Records from a dataset
^^^^

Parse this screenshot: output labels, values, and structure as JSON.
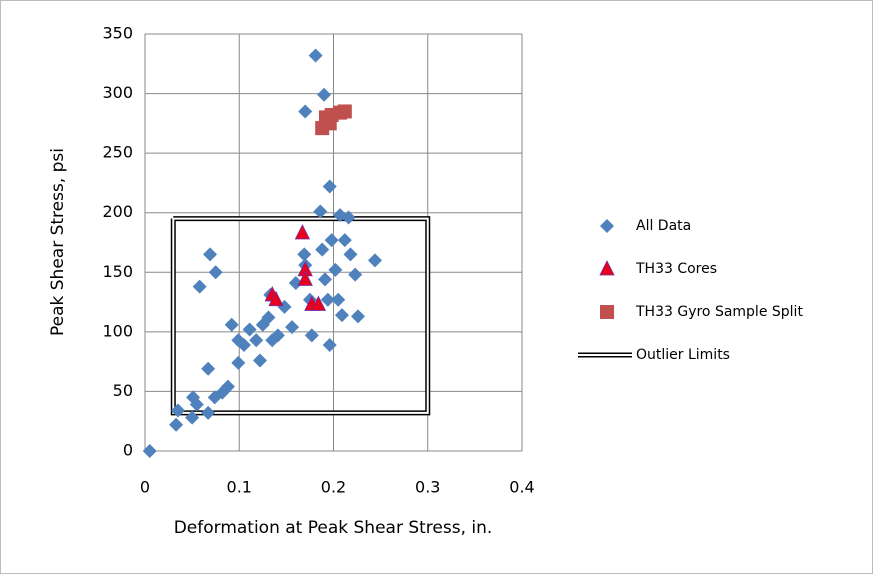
{
  "chart_data": {
    "type": "scatter",
    "x_label": "Deformation at Peak Shear Stress, in.",
    "y_label": "Peak Shear Stress, psi",
    "xlim": [
      0,
      0.4
    ],
    "xticks": [
      0,
      0.1,
      0.2,
      0.3,
      0.4
    ],
    "ylim": [
      0,
      350
    ],
    "yticks": [
      0,
      50,
      100,
      150,
      200,
      250,
      300,
      350
    ],
    "grid": true,
    "legend": "right",
    "series": [
      {
        "name": "All Data",
        "color": "#4f81bd",
        "marker": "diamond",
        "x": [
          0.005,
          0.033,
          0.035,
          0.05,
          0.051,
          0.055,
          0.067,
          0.058,
          0.069,
          0.075,
          0.067,
          0.074,
          0.082,
          0.088,
          0.092,
          0.099,
          0.099,
          0.105,
          0.111,
          0.118,
          0.122,
          0.125,
          0.131,
          0.135,
          0.133,
          0.141,
          0.148,
          0.156,
          0.16,
          0.169,
          0.17,
          0.17,
          0.175,
          0.177,
          0.181,
          0.186,
          0.19,
          0.188,
          0.191,
          0.194,
          0.196,
          0.196,
          0.198,
          0.202,
          0.205,
          0.207,
          0.209,
          0.212,
          0.216,
          0.218,
          0.223,
          0.226,
          0.244
        ],
        "y": [
          0,
          22,
          34,
          28,
          45,
          39,
          32,
          138,
          165,
          150,
          69,
          45,
          49,
          54,
          106,
          93,
          74,
          89,
          102,
          93,
          76,
          106,
          112,
          93,
          131,
          97,
          121,
          104,
          141,
          165,
          285,
          156,
          127,
          97,
          332,
          201,
          299,
          169,
          144,
          127,
          222,
          89,
          177,
          152,
          127,
          198,
          114,
          177,
          196,
          165,
          148,
          113,
          160
        ]
      },
      {
        "name": "TH33 Cores",
        "color": "#e8001c",
        "marker": "triangle",
        "x": [
          0.135,
          0.139,
          0.167,
          0.17,
          0.17,
          0.177,
          0.184
        ],
        "y": [
          131,
          127,
          183,
          152,
          144,
          123,
          123
        ]
      },
      {
        "name": "TH33 Gyro Sample Split",
        "color": "#c0504d",
        "marker": "square",
        "x": [
          0.188,
          0.192,
          0.196,
          0.198,
          0.207,
          0.212
        ],
        "y": [
          271,
          280,
          275,
          282,
          284,
          285
        ]
      },
      {
        "name": "Outlier Limits",
        "color": "#000000",
        "marker": "doubleline",
        "x": [
          0.03,
          0.3,
          0.3,
          0.03,
          0.03
        ],
        "y": [
          195,
          195,
          32,
          32,
          195
        ]
      }
    ]
  }
}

^^^^

The task
Locate the word "marker" in the entries, and copy every line where it is found.

Result of the exercise
        "marker": "diamond",
        "marker": "triangle",
        "marker": "square",
        "marker": "doubleline",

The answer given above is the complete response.